» **Problem to work on**
Keep every line where the word "this" appears; drop the rest.

[Begin]

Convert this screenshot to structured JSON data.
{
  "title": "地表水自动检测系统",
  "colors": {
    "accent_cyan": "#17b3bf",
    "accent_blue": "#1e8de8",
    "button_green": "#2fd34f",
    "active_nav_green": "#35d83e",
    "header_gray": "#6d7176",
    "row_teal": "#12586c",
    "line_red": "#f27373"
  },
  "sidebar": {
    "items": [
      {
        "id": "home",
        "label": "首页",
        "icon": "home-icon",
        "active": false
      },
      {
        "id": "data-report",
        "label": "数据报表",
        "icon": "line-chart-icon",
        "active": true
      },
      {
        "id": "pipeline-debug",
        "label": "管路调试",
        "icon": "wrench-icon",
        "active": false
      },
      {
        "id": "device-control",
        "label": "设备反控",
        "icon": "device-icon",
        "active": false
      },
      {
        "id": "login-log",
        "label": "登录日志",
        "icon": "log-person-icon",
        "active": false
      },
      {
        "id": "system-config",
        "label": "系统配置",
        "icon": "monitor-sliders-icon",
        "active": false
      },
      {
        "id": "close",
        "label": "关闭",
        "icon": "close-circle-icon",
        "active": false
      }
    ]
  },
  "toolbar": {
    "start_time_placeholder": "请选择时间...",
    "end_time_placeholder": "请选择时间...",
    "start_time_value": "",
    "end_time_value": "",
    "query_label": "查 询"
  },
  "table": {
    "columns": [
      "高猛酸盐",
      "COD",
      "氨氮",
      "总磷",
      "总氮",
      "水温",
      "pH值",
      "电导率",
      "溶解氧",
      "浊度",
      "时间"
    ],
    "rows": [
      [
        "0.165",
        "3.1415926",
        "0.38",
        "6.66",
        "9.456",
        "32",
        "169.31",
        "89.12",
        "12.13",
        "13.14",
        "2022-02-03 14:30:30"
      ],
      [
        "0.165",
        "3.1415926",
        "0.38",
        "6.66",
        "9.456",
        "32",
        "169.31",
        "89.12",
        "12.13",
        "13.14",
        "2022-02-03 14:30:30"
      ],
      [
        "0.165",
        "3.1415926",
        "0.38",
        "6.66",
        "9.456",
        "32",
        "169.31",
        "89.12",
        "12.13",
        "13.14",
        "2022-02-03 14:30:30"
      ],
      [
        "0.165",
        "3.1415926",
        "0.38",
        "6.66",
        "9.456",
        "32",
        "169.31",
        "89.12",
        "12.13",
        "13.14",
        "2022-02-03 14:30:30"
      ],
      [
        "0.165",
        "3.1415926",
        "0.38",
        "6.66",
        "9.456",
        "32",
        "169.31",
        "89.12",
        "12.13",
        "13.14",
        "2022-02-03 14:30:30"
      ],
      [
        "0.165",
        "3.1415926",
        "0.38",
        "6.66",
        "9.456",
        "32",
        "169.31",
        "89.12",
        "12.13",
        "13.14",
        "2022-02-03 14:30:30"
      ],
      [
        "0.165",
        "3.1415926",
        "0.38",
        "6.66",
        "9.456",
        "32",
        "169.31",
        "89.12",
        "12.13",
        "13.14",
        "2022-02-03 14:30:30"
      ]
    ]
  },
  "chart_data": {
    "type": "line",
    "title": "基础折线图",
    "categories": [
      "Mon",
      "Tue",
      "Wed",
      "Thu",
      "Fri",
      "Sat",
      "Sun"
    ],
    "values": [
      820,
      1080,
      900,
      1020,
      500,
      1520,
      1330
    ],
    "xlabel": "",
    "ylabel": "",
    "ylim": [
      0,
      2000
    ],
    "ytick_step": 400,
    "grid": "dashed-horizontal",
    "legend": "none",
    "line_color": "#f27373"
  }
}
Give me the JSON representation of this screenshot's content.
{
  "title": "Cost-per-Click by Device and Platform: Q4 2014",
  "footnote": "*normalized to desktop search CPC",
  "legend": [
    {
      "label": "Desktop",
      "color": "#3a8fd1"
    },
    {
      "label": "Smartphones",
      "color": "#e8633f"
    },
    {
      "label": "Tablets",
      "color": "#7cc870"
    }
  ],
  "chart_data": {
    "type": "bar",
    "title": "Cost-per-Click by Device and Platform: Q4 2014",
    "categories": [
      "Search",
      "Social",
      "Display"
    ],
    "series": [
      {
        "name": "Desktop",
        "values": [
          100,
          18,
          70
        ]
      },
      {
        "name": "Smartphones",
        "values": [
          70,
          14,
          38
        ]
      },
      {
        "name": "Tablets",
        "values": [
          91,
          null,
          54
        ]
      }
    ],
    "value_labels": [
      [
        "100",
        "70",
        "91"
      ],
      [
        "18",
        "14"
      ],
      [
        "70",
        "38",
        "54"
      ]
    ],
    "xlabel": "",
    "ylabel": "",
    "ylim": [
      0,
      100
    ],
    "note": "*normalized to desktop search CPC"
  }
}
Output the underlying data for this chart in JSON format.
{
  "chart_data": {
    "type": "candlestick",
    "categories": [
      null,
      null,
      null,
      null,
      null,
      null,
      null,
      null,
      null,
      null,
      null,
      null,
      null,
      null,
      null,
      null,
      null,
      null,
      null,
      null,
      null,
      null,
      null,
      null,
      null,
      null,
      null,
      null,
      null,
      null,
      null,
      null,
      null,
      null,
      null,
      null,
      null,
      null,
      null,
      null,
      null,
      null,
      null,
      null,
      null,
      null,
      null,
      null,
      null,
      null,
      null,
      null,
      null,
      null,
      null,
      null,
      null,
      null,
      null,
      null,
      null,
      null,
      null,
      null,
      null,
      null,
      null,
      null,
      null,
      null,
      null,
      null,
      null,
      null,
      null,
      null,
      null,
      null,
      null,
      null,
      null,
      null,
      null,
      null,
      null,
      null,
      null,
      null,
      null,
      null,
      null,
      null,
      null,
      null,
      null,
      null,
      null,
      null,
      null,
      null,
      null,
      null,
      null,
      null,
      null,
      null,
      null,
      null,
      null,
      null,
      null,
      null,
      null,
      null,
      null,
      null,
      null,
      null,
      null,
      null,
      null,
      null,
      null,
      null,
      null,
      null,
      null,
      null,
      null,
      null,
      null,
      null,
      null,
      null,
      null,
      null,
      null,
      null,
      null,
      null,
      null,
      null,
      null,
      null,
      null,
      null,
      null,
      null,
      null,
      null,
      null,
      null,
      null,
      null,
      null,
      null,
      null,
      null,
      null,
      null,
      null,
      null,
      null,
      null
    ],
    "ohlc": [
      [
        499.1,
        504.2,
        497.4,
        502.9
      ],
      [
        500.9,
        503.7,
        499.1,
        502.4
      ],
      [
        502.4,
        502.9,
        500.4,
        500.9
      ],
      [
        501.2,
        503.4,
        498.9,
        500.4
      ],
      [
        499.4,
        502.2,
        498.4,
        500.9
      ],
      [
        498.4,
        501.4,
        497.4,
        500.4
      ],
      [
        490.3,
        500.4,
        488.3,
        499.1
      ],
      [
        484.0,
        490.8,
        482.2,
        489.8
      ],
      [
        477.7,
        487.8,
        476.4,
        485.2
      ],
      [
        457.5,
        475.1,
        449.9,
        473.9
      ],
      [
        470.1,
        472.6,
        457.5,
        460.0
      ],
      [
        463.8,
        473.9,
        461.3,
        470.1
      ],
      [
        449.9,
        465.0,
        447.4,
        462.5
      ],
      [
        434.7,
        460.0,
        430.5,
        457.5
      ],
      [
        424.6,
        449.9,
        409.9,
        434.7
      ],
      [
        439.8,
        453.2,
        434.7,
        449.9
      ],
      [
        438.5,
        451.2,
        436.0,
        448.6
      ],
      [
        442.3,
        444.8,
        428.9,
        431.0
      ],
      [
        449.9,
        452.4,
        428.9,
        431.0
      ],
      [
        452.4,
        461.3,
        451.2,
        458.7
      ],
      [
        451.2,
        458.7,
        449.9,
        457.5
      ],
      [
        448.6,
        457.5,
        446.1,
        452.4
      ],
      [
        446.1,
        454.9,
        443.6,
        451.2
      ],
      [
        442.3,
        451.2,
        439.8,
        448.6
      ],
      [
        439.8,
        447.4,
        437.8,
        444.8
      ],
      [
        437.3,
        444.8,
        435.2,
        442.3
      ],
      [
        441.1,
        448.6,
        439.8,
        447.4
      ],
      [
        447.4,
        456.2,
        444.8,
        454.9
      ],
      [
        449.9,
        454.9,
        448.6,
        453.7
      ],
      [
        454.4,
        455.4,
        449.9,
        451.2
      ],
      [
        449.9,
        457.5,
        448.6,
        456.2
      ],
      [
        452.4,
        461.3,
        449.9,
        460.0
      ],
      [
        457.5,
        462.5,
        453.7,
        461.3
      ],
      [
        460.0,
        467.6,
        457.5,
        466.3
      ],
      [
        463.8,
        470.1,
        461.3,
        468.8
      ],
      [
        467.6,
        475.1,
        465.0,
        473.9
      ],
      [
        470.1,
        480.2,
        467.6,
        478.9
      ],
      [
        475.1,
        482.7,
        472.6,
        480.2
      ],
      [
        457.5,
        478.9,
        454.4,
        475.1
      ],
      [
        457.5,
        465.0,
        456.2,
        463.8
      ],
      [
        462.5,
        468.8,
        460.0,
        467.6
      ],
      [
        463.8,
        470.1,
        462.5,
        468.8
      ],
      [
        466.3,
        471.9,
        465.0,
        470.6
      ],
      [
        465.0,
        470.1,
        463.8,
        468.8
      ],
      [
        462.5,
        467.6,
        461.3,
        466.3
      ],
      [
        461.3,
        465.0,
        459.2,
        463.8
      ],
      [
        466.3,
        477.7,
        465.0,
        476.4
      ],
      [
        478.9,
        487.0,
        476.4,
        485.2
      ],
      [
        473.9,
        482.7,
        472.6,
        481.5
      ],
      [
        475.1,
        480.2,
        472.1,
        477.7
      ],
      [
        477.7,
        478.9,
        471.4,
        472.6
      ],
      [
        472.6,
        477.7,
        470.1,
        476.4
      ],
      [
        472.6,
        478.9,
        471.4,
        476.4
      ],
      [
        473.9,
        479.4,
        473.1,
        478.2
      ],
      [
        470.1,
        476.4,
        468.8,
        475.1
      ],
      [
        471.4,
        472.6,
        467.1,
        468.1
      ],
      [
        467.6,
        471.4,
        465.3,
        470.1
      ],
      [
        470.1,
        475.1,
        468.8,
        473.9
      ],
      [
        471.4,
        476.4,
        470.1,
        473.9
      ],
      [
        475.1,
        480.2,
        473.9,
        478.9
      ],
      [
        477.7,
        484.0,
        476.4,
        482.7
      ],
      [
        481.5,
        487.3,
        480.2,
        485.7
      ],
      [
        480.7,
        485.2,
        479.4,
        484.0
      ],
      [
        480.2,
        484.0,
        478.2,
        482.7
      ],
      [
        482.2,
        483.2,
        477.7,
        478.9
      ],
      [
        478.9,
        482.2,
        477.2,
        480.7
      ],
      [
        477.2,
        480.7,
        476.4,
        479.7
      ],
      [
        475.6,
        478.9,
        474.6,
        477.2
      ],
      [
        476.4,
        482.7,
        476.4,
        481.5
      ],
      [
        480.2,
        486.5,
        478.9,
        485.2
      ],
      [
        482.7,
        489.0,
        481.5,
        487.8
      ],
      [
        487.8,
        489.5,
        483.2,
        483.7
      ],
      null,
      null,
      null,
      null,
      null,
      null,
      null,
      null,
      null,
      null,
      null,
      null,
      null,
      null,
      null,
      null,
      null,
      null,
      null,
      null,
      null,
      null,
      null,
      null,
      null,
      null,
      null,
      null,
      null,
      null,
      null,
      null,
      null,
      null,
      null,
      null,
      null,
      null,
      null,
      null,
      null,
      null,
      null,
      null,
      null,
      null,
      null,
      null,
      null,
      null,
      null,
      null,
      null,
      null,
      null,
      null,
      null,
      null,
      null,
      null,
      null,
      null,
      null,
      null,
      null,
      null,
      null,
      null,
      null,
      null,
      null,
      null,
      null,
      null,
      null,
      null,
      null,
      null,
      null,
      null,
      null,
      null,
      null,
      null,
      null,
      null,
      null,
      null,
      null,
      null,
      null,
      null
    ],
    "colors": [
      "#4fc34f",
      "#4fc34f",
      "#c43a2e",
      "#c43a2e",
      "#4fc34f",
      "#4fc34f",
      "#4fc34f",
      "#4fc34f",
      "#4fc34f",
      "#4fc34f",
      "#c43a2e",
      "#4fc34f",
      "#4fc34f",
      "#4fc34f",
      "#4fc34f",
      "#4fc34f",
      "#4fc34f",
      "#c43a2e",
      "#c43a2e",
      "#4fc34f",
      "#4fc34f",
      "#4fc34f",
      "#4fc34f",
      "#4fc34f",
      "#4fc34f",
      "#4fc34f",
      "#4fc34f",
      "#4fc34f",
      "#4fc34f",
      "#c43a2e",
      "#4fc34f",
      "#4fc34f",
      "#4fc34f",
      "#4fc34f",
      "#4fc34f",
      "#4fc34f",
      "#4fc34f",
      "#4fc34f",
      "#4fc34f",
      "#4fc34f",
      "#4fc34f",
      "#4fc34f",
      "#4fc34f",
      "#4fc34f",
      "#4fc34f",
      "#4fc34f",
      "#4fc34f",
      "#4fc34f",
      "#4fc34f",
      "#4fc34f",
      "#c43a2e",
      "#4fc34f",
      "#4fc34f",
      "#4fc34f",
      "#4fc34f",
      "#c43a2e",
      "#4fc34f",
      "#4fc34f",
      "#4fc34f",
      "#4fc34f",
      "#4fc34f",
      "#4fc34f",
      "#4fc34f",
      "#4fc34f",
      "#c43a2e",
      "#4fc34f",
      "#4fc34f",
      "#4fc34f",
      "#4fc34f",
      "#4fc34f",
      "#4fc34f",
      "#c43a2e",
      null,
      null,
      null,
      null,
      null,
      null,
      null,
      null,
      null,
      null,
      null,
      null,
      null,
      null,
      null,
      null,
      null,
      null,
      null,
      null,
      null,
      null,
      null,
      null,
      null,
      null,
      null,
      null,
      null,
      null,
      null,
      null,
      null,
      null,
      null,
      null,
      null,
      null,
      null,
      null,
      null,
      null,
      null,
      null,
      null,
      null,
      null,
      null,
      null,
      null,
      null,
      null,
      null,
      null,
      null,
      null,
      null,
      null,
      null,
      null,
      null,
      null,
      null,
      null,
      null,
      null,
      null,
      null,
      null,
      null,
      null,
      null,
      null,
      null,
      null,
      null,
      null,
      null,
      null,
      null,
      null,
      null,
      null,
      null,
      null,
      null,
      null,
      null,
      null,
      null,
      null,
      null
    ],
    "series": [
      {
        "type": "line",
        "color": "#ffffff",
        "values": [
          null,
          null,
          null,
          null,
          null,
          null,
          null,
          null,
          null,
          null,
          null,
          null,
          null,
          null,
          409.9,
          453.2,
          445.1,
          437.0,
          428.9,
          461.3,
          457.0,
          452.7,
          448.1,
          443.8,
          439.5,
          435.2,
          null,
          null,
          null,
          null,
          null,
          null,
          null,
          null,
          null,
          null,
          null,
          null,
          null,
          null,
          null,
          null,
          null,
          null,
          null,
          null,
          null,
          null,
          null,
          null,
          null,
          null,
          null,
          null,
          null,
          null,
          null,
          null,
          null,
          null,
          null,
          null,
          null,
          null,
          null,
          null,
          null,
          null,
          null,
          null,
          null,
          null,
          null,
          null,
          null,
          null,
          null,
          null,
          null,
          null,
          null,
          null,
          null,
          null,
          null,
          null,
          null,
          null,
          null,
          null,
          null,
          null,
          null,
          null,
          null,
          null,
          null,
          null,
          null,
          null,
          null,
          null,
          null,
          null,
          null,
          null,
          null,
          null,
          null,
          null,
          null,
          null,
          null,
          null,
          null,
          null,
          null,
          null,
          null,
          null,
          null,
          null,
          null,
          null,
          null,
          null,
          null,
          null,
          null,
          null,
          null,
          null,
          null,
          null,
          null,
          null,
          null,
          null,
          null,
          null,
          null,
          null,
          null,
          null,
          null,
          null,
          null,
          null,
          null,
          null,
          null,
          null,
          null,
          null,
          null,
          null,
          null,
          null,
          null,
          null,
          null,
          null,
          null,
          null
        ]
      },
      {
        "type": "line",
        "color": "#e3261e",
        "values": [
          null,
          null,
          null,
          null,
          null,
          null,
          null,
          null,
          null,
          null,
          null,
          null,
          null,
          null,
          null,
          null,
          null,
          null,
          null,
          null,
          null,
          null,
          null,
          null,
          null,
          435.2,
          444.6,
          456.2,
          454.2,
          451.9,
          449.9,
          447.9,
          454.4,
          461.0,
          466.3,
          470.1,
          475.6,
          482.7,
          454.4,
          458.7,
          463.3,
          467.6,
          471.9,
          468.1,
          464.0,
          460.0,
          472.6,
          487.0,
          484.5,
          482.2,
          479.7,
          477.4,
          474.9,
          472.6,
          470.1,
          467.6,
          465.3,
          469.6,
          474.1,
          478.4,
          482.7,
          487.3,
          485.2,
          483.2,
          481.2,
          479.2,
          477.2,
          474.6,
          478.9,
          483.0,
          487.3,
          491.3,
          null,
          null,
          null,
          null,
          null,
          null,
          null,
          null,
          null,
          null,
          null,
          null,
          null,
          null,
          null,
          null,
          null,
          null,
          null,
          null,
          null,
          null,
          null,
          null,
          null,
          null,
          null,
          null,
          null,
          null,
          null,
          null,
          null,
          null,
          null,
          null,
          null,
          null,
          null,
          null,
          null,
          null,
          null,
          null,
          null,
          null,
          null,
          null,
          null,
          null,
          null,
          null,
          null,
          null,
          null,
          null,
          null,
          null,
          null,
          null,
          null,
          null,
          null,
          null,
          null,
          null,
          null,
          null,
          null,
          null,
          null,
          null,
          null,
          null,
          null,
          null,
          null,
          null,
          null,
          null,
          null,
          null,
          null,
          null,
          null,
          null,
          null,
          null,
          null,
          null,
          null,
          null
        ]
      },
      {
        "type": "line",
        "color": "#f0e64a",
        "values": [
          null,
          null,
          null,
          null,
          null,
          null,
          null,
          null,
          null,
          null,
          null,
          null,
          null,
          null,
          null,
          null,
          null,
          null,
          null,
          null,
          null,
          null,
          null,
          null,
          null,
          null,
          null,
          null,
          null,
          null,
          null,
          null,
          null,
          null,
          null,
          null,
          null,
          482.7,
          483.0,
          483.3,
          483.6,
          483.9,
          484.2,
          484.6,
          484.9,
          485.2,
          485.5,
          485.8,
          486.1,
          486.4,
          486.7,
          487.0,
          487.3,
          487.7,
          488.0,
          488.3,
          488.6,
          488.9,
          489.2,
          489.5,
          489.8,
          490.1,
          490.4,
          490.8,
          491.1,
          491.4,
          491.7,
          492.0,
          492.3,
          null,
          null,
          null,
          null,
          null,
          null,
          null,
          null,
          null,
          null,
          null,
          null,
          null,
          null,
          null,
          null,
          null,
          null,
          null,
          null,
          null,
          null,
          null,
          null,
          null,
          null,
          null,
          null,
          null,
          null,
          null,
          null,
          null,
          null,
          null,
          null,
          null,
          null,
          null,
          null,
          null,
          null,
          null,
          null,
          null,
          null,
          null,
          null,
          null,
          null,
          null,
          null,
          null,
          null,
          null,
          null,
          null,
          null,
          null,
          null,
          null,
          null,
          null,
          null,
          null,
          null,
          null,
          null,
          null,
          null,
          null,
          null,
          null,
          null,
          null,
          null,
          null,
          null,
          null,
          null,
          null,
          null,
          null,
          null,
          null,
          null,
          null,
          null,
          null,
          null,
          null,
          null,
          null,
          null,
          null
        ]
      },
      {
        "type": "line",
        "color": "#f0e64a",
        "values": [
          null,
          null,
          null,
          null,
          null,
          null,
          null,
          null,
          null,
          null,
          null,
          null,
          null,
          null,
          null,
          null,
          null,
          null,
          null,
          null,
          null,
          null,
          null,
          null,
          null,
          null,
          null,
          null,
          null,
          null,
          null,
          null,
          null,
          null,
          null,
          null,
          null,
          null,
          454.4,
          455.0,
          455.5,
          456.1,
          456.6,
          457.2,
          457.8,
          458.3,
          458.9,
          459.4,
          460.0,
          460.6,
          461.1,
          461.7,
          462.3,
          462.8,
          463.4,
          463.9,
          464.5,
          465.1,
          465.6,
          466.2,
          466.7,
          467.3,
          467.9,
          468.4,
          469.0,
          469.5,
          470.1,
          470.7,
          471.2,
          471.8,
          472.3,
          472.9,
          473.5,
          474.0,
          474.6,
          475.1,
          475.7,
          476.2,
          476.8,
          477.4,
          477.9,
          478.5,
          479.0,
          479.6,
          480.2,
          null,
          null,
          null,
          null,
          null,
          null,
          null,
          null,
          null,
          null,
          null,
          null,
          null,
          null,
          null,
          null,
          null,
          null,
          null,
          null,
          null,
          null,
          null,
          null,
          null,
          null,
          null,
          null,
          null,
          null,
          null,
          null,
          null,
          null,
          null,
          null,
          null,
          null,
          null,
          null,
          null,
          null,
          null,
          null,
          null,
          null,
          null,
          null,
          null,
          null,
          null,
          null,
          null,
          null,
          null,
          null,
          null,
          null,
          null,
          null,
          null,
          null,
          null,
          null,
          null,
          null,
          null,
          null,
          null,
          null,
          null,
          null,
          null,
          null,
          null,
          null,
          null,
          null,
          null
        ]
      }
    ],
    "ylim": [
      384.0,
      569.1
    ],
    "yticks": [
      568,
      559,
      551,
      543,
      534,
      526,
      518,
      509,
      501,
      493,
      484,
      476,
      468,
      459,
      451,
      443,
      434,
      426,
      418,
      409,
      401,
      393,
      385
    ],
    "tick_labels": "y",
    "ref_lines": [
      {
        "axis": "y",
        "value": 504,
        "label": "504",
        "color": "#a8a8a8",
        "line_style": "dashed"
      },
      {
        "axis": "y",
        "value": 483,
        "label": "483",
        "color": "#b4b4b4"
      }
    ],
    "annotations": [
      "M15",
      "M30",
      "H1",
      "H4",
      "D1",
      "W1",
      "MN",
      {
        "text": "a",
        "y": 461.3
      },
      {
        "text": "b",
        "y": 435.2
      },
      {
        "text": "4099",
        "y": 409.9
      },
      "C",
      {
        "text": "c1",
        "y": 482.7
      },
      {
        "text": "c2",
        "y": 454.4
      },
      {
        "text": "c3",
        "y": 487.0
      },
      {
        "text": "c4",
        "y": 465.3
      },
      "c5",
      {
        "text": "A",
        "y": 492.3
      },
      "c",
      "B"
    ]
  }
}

[End]

» **Exercise result**
Convert this screenshot to structured JSON data.
Give me the JSON representation of this screenshot's content.
Output the underlying data for this chart in JSON format.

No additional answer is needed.